◆ YOUR TASK ◆
Using the material that follows, identify and copy each line with the string "Moves".

START

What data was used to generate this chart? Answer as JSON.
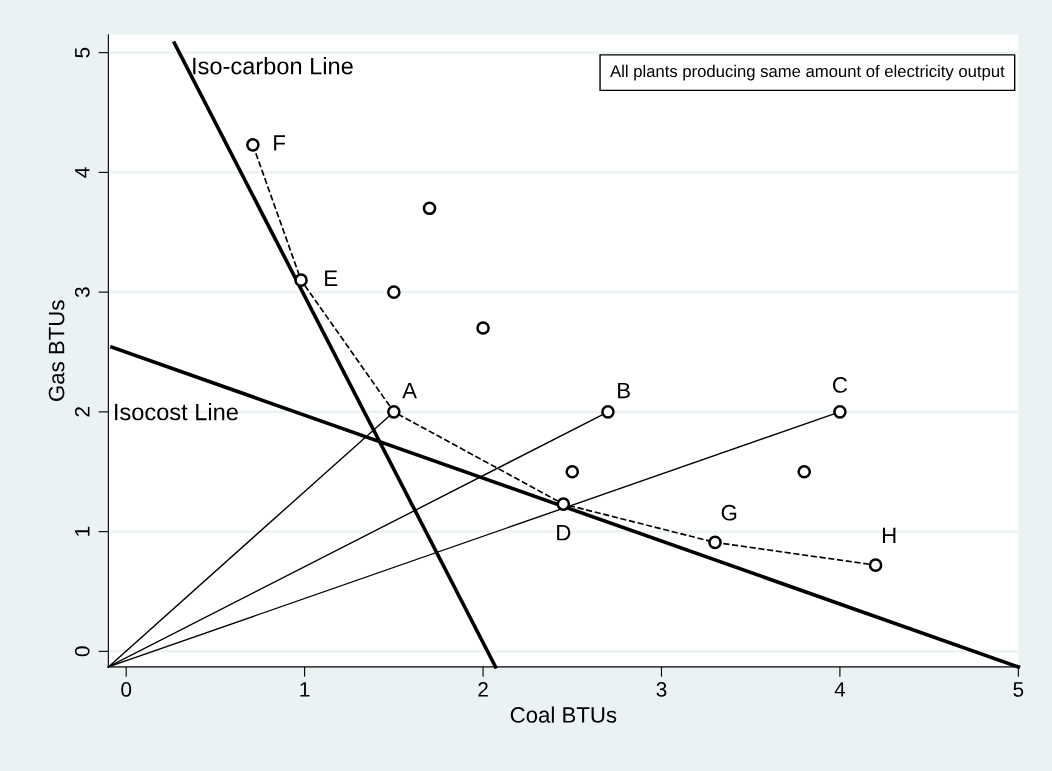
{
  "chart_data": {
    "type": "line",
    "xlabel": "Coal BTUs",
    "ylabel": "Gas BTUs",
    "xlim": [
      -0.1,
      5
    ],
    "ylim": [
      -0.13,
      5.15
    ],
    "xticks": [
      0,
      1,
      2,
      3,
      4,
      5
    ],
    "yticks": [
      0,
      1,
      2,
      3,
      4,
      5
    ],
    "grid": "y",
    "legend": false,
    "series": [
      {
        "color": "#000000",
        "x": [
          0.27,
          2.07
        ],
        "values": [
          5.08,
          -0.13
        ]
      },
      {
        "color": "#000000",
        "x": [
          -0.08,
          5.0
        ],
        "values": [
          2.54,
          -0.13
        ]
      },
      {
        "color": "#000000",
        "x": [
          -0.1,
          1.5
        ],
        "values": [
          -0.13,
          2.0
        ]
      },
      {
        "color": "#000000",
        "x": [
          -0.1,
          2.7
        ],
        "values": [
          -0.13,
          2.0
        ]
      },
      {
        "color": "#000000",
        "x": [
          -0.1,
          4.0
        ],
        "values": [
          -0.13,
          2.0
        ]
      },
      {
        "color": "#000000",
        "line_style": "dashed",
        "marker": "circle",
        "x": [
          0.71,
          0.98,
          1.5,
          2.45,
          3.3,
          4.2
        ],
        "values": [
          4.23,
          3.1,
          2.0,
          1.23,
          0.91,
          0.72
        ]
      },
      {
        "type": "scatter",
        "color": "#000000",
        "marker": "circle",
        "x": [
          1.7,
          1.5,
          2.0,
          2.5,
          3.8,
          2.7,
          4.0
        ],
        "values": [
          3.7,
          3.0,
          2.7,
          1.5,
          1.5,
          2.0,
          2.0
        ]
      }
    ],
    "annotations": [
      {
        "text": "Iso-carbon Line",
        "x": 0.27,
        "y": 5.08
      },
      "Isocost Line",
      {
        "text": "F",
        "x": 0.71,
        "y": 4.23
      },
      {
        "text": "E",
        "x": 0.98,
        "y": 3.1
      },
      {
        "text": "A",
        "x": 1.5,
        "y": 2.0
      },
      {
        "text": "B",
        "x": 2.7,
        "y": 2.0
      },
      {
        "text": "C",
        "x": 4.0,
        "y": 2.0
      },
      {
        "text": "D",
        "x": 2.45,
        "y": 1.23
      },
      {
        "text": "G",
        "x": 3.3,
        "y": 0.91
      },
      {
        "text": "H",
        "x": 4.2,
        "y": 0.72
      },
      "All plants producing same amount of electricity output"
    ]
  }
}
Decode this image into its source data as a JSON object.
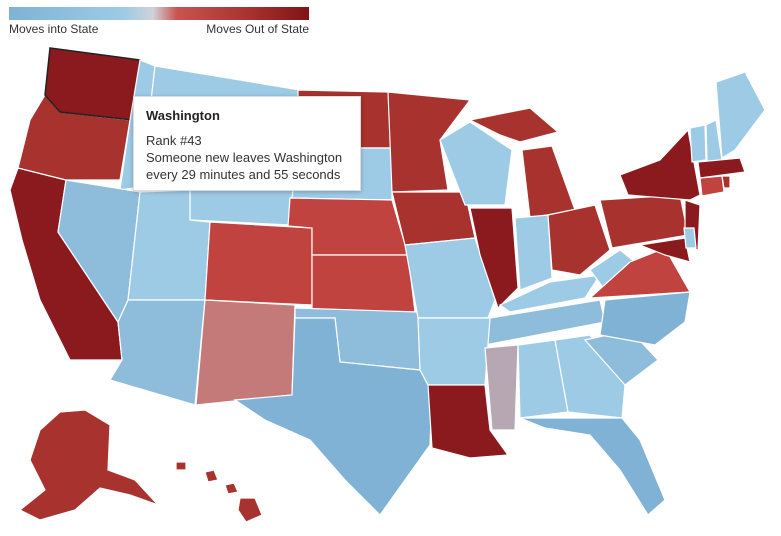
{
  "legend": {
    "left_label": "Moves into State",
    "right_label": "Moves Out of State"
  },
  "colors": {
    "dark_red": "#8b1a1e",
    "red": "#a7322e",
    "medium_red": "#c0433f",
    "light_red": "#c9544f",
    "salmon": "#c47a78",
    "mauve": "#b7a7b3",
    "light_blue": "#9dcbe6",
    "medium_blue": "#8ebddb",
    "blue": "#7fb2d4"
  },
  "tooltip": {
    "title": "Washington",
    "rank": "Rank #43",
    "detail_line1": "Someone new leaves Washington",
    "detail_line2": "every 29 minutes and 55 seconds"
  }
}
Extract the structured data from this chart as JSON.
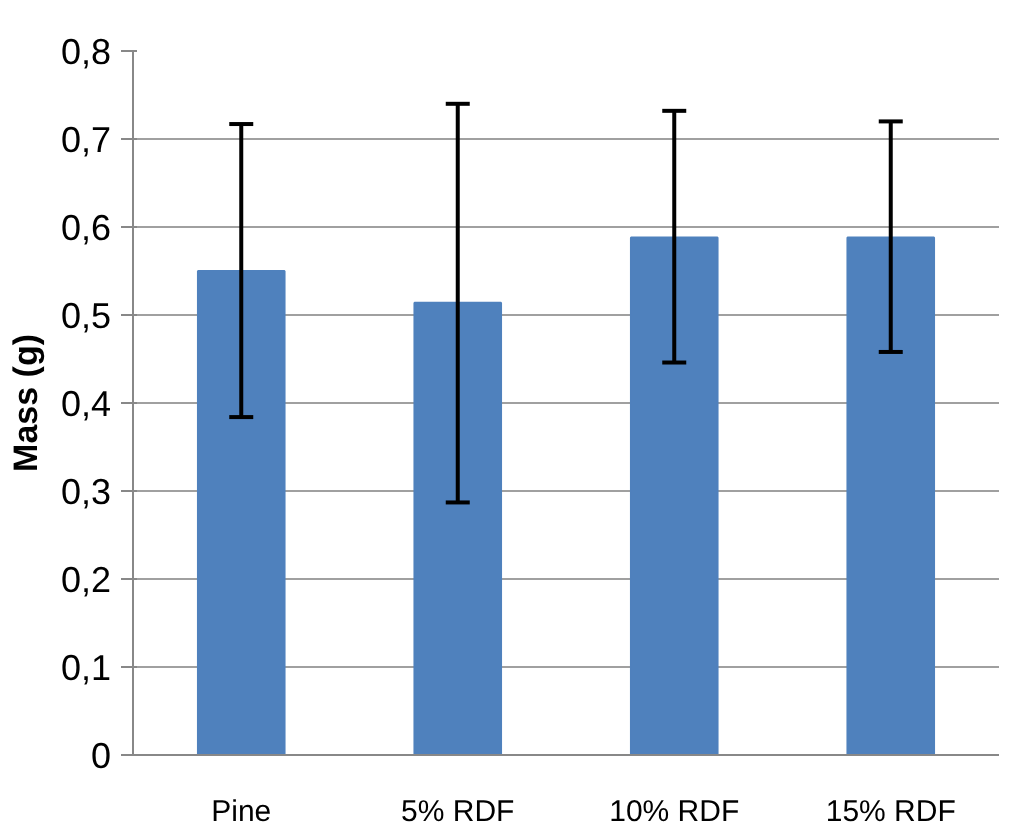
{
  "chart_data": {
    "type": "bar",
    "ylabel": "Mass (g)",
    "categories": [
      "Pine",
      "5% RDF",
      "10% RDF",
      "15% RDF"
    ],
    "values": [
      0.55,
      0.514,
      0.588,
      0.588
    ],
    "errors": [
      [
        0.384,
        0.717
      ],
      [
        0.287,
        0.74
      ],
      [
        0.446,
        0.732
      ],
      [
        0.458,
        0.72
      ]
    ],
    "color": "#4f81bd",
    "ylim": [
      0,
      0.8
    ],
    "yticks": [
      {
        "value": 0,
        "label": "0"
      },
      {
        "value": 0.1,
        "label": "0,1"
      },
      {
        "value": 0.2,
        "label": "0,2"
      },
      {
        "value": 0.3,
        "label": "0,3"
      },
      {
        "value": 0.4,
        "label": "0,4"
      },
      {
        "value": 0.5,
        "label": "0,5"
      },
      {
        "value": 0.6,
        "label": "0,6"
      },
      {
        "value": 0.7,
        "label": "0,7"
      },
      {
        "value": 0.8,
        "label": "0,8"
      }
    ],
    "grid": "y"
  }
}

END

◆ EXERCISE RESULT ◆
    "left_label": "Moves into State",
    "right_label": "Moves Out of State"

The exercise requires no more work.